**EXTRACTED TEXT**
Experience of referral service
Two of the included articles reported on two aspects of the experience of referral service [44, 47]. These aspects are human resource for health and satisfaction with facility, commodities and cost. None of the articles included in this review provided insights into cognition and emotional support aspects of referral that formed part of the conceptual framework.
Human resource for health
In a study from Tanzania, some women in a primary health facility indicated that doctors were not readily available to check their progress and then refer them to the facility where EmOC can be provided if necessary [44]. One woman narrated her story:
“When we got to the dispensary nurses told me to wait. At 8 pm labour pains became intense, I started pushing but the baby could not come out, and the doctor was not around. Next day I continued pushing the whole day again until at around 8 pm when the doctor came…” (Divorced, aged 33, MboriDodoma), [44].
The poor attitude of nurses was reported by some women. In Accra Ghana, just over 10 percent (N= 390) of women at three health facilities (two health centres and one polyclinic) indicated that poor attitude of nurses was a source constraint to referral [47]. However, the specific attitudes were not disclosed by the study.
Satisfaction with facility, commodities and cost
Only one study reported on the satisfaction women had for the services they received or should have received [47]. Sixteen of 390 women surveyed at three urban facilities that provide BEmOC and normal birth services were dissatisfied with the performance of the health facilities. Another 180 of 390 complained about the cost whilst three reported previous bad experiences as sources of dissatisfaction and constraint to referrals. Nwameme, Phillips [47] did not provide details regarding the specific aspects of the facility that affected their satisfaction.

**WORK ORDER A**
According to the passage on the experience of referral service, how many of the 390 women surveyed complained about the cost?
**WORK ORDER B**
Write the next part of the passage on the experience of referral service, starting after its final sentence.
The records are not needed for this.

**PROVIDED DATA**

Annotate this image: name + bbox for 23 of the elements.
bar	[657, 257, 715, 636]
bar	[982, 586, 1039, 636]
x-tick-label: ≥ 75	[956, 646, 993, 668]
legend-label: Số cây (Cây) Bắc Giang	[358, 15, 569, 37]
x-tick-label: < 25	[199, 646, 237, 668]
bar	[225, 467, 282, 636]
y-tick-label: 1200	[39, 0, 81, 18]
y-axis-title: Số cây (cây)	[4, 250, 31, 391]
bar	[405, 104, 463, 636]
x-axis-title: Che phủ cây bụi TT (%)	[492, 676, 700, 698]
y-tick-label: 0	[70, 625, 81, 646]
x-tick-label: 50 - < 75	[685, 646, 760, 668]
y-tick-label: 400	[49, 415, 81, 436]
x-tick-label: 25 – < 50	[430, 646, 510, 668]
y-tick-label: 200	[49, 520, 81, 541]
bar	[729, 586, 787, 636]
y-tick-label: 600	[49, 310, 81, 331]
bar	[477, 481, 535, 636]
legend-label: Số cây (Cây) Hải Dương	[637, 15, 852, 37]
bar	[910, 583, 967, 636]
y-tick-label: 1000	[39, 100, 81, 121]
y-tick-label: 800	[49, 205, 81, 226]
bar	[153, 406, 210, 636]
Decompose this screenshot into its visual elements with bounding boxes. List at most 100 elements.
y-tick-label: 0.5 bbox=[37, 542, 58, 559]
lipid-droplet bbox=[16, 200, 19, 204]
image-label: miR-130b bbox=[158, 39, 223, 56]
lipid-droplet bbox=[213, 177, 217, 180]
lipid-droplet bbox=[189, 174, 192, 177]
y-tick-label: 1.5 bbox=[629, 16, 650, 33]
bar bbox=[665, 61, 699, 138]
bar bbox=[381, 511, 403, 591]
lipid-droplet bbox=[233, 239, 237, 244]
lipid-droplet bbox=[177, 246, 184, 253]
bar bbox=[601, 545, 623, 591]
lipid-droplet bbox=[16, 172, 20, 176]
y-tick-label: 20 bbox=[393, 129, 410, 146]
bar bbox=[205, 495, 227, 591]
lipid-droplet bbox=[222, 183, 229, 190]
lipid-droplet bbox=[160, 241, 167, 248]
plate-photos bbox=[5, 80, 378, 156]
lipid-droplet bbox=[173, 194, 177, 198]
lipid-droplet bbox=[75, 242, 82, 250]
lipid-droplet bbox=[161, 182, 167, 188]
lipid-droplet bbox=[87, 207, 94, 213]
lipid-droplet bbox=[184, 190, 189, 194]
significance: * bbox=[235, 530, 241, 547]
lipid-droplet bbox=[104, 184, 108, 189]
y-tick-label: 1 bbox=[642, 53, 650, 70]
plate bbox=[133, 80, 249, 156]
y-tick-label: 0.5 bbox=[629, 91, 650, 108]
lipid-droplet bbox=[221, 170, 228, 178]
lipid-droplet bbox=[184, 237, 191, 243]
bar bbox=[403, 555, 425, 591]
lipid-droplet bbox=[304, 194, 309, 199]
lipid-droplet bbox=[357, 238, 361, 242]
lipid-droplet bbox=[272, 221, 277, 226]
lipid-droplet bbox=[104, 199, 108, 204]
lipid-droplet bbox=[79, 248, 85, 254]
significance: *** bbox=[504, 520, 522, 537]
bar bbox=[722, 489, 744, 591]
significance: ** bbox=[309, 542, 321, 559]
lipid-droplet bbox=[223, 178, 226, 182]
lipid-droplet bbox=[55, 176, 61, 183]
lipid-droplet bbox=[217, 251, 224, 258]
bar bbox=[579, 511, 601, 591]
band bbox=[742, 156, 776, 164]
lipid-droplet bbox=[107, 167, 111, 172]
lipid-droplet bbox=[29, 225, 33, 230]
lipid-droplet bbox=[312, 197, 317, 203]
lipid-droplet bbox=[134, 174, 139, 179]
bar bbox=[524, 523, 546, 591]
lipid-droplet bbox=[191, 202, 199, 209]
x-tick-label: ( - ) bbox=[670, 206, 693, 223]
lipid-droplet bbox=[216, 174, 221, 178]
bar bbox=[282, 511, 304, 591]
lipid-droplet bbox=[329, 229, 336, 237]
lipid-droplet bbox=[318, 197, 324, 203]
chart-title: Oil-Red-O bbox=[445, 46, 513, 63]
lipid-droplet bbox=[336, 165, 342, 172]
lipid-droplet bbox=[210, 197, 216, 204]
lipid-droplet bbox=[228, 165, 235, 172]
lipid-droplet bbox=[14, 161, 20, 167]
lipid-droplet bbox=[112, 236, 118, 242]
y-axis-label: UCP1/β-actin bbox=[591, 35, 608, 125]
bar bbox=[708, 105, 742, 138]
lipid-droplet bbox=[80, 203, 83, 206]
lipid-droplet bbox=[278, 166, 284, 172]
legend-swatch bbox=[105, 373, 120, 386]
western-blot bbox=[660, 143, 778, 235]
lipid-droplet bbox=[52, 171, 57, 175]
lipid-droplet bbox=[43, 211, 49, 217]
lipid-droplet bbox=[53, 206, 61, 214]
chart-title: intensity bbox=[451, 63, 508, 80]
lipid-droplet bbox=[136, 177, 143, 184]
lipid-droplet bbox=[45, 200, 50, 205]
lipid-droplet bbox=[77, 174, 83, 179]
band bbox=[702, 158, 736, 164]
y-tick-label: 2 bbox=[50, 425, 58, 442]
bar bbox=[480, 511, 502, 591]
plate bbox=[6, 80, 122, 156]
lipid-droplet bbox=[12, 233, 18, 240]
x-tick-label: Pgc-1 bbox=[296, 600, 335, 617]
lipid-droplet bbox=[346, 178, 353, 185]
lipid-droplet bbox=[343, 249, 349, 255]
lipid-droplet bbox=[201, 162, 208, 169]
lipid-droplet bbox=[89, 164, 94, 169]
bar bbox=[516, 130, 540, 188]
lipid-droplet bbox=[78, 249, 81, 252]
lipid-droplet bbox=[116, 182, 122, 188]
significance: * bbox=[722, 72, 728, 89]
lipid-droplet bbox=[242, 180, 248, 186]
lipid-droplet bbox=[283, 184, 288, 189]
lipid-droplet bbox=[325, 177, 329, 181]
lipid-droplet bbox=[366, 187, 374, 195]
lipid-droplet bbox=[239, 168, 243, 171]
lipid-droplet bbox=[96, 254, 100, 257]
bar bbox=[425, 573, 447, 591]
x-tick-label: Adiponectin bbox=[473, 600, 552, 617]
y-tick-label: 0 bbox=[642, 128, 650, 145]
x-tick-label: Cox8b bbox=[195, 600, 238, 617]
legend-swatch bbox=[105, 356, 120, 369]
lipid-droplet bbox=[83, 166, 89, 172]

**EXPECTED ANSWER A**
180 of the 390 women complained about the cost.

**EXPECTED ANSWER B**
Socio-cultural factors affecting women’s adherence to referral
While the framework did not include socio-cultural factors, these were identified as having an effect on a woman's referral to another facility for care. In the study by Afari, Hirschhorn [42], health care providers in Ghana reported that socio-cultural beliefs relating to fear of blood transfusion and fear of death at higher level facilities affected women’s desire to travel to the next level facility. Nuamah, Agyei-Baffour [33] report that 57% (N=720) of the women they surveyed at a CEmOC health facility in Ghana had to speak to their husbands before they were able to follow the advice of health professionals [33]. According to Mselle and Kohi [44], some women in rural Tanzania who were suffering from obstetric fistula indicated that the decision to travel to the next facility was made by their uncles, grandmothers, husbands and mothers-in-law.